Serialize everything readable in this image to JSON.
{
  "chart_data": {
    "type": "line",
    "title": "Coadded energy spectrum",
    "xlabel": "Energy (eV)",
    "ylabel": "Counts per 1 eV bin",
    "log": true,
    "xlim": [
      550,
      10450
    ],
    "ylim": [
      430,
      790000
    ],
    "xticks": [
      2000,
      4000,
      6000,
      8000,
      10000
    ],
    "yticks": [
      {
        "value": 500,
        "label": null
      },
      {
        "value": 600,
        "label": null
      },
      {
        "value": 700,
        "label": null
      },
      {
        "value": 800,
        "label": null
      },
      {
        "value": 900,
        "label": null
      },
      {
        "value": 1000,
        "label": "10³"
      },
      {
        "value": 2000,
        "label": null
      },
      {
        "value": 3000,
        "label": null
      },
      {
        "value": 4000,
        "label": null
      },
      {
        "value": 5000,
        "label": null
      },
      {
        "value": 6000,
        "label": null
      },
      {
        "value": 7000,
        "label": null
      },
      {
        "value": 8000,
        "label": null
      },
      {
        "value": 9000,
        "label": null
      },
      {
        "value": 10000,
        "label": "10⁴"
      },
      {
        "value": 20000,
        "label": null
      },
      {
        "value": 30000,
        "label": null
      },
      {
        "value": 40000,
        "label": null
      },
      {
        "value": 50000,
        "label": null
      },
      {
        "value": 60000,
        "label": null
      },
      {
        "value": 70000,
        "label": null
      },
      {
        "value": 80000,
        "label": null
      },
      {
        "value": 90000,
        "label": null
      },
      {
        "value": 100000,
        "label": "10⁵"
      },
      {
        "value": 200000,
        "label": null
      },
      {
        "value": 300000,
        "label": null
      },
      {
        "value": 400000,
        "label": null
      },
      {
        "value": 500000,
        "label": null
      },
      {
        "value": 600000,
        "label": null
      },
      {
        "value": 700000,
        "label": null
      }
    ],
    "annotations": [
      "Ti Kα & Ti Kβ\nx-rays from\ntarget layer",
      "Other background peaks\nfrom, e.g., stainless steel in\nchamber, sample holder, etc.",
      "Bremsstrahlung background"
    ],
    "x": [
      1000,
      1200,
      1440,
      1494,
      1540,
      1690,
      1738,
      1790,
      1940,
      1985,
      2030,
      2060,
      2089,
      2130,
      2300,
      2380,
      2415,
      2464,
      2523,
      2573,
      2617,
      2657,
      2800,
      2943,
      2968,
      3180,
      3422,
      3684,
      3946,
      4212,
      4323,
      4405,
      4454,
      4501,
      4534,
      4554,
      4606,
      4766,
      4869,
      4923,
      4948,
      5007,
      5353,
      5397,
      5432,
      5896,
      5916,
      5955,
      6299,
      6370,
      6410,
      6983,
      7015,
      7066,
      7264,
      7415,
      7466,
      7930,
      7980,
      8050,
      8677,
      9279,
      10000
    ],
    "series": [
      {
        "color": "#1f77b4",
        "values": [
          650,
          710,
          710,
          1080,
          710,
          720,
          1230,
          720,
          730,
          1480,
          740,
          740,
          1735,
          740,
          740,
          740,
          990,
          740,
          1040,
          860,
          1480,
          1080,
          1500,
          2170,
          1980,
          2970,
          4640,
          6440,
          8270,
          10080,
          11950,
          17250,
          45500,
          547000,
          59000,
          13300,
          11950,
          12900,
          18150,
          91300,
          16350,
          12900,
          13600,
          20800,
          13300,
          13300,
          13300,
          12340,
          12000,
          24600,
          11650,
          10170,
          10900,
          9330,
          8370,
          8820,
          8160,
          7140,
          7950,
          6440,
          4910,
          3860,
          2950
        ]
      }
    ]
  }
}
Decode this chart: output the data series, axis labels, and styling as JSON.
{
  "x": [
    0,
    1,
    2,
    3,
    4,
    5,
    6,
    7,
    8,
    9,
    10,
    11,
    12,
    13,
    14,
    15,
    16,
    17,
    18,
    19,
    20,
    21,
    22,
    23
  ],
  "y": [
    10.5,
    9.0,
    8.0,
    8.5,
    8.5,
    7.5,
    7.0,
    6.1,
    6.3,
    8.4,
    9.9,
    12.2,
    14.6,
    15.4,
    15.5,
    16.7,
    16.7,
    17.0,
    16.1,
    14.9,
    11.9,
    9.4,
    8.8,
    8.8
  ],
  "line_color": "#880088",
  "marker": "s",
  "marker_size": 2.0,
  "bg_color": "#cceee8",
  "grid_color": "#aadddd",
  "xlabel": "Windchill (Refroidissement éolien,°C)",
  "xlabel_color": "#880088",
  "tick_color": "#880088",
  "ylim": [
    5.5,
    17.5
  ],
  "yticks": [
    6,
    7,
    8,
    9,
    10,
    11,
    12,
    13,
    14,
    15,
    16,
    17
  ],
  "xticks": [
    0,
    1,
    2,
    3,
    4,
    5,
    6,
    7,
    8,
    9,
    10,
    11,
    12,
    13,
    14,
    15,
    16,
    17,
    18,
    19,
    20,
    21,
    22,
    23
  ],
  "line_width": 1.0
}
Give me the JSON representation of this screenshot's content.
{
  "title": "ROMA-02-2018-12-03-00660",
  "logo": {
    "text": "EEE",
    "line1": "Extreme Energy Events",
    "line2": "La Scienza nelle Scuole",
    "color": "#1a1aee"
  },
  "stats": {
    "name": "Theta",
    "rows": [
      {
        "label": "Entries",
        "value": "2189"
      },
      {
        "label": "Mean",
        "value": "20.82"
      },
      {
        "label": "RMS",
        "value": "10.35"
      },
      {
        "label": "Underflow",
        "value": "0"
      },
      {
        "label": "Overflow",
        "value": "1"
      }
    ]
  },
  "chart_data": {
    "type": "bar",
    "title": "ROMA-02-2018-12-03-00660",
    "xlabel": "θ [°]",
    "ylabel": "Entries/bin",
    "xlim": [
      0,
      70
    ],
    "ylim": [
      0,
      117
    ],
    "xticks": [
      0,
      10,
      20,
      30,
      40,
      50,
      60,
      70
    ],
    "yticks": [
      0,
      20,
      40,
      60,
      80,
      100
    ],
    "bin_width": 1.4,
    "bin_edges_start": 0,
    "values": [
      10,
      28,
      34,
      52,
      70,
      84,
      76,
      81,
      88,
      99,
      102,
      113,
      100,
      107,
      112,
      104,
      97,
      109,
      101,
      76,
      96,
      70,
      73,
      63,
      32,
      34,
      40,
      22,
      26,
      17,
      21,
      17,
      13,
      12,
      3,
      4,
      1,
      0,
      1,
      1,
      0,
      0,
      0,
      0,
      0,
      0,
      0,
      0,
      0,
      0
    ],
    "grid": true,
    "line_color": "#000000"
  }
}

┄┄┄┄┄┄┄┄┄┄┄┄┄┄┄┄┄┄┄┄

__Work instructions__
Restate each of the entries above verbatim.

__Result for this task__
Serialize everything readable in this image to JSON.
{
  "chart_data": {
    "type": "line",
    "title": "Coadded energy spectrum",
    "xlabel": "Energy (eV)",
    "ylabel": "Counts per 1 eV bin",
    "log": true,
    "xlim": [
      550,
      10450
    ],
    "ylim": [
      430,
      790000
    ],
    "xticks": [
      2000,
      4000,
      6000,
      8000,
      10000
    ],
    "yticks": [
      {
        "value": 500,
        "label": null
      },
      {
        "value": 600,
        "label": null
      },
      {
        "value": 700,
        "label": null
      },
      {
        "value": 800,
        "label": null
      },
      {
        "value": 900,
        "label": null
      },
      {
        "value": 1000,
        "label": "10³"
      },
      {
        "value": 2000,
        "label": null
      },
      {
        "value": 3000,
        "label": null
      },
      {
        "value": 4000,
        "label": null
      },
      {
        "value": 5000,
        "label": null
      },
      {
        "value": 6000,
        "label": null
      },
      {
        "value": 7000,
        "label": null
      },
      {
        "value": 8000,
        "label": null
      },
      {
        "value": 9000,
        "label": null
      },
      {
        "value": 10000,
        "label": "10⁴"
      },
      {
        "value": 20000,
        "label": null
      },
      {
        "value": 30000,
        "label": null
      },
      {
        "value": 40000,
        "label": null
      },
      {
        "value": 50000,
        "label": null
      },
      {
        "value": 60000,
        "label": null
      },
      {
        "value": 70000,
        "label": null
      },
      {
        "value": 80000,
        "label": null
      },
      {
        "value": 90000,
        "label": null
      },
      {
        "value": 100000,
        "label": "10⁵"
      },
      {
        "value": 200000,
        "label": null
      },
      {
        "value": 300000,
        "label": null
      },
      {
        "value": 400000,
        "label": null
      },
      {
        "value": 500000,
        "label": null
      },
      {
        "value": 600000,
        "label": null
      },
      {
        "value": 700000,
        "label": null
      }
    ],
    "annotations": [
      "Ti Kα & Ti Kβ\nx-rays from\ntarget layer",
      "Other background peaks\nfrom, e.g., stainless steel in\nchamber, sample holder, etc.",
      "Bremsstrahlung background"
    ],
    "x": [
      1000,
      1200,
      1440,
      1494,
      1540,
      1690,
      1738,
      1790,
      1940,
      1985,
      2030,
      2060,
      2089,
      2130,
      2300,
      2380,
      2415,
      2464,
      2523,
      2573,
      2617,
      2657,
      2800,
      2943,
      2968,
      3180,
      3422,
      3684,
      3946,
      4212,
      4323,
      4405,
      4454,
      4501,
      4534,
      4554,
      4606,
      4766,
      4869,
      4923,
      4948,
      5007,
      5353,
      5397,
      5432,
      5896,
      5916,
      5955,
      6299,
      6370,
      6410,
      6983,
      7015,
      7066,
      7264,
      7415,
      7466,
      7930,
      7980,
      8050,
      8677,
      9279,
      10000
    ],
    "series": [
      {
        "color": "#1f77b4",
        "values": [
          650,
          710,
          710,
          1080,
          710,
          720,
          1230,
          720,
          730,
          1480,
          740,
          740,
          1735,
          740,
          740,
          740,
          990,
          740,
          1040,
          860,
          1480,
          1080,
          1500,
          2170,
          1980,
          2970,
          4640,
          6440,
          8270,
          10080,
          11950,
          17250,
          45500,
          547000,
          59000,
          13300,
          11950,
          12900,
          18150,
          91300,
          16350,
          12900,
          13600,
          20800,
          13300,
          13300,
          13300,
          12340,
          12000,
          24600,
          11650,
          10170,
          10900,
          9330,
          8370,
          8820,
          8160,
          7140,
          7950,
          6440,
          4910,
          3860,
          2950
        ]
      }
    ]
  }
}
Decode this chart: output the data series, axis labels, and styling as JSON.
{
  "x": [
    0,
    1,
    2,
    3,
    4,
    5,
    6,
    7,
    8,
    9,
    10,
    11,
    12,
    13,
    14,
    15,
    16,
    17,
    18,
    19,
    20,
    21,
    22,
    23
  ],
  "y": [
    10.5,
    9.0,
    8.0,
    8.5,
    8.5,
    7.5,
    7.0,
    6.1,
    6.3,
    8.4,
    9.9,
    12.2,
    14.6,
    15.4,
    15.5,
    16.7,
    16.7,
    17.0,
    16.1,
    14.9,
    11.9,
    9.4,
    8.8,
    8.8
  ],
  "line_color": "#880088",
  "marker": "s",
  "marker_size": 2.0,
  "bg_color": "#cceee8",
  "grid_color": "#aadddd",
  "xlabel": "Windchill (Refroidissement éolien,°C)",
  "xlabel_color": "#880088",
  "tick_color": "#880088",
  "ylim": [
    5.5,
    17.5
  ],
  "yticks": [
    6,
    7,
    8,
    9,
    10,
    11,
    12,
    13,
    14,
    15,
    16,
    17
  ],
  "xticks": [
    0,
    1,
    2,
    3,
    4,
    5,
    6,
    7,
    8,
    9,
    10,
    11,
    12,
    13,
    14,
    15,
    16,
    17,
    18,
    19,
    20,
    21,
    22,
    23
  ],
  "line_width": 1.0
}
Give me the JSON representation of this screenshot's content.
{
  "title": "ROMA-02-2018-12-03-00660",
  "logo": {
    "text": "EEE",
    "line1": "Extreme Energy Events",
    "line2": "La Scienza nelle Scuole",
    "color": "#1a1aee"
  },
  "stats": {
    "name": "Theta",
    "rows": [
      {
        "label": "Entries",
        "value": "2189"
      },
      {
        "label": "Mean",
        "value": "20.82"
      },
      {
        "label": "RMS",
        "value": "10.35"
      },
      {
        "label": "Underflow",
        "value": "0"
      },
      {
        "label": "Overflow",
        "value": "1"
      }
    ]
  },
  "chart_data": {
    "type": "bar",
    "title": "ROMA-02-2018-12-03-00660",
    "xlabel": "θ [°]",
    "ylabel": "Entries/bin",
    "xlim": [
      0,
      70
    ],
    "ylim": [
      0,
      117
    ],
    "xticks": [
      0,
      10,
      20,
      30,
      40,
      50,
      60,
      70
    ],
    "yticks": [
      0,
      20,
      40,
      60,
      80,
      100
    ],
    "bin_width": 1.4,
    "bin_edges_start": 0,
    "values": [
      10,
      28,
      34,
      52,
      70,
      84,
      76,
      81,
      88,
      99,
      102,
      113,
      100,
      107,
      112,
      104,
      97,
      109,
      101,
      76,
      96,
      70,
      73,
      63,
      32,
      34,
      40,
      22,
      26,
      17,
      21,
      17,
      13,
      12,
      3,
      4,
      1,
      0,
      1,
      1,
      0,
      0,
      0,
      0,
      0,
      0,
      0,
      0,
      0,
      0
    ],
    "grid": true,
    "line_color": "#000000"
  }
}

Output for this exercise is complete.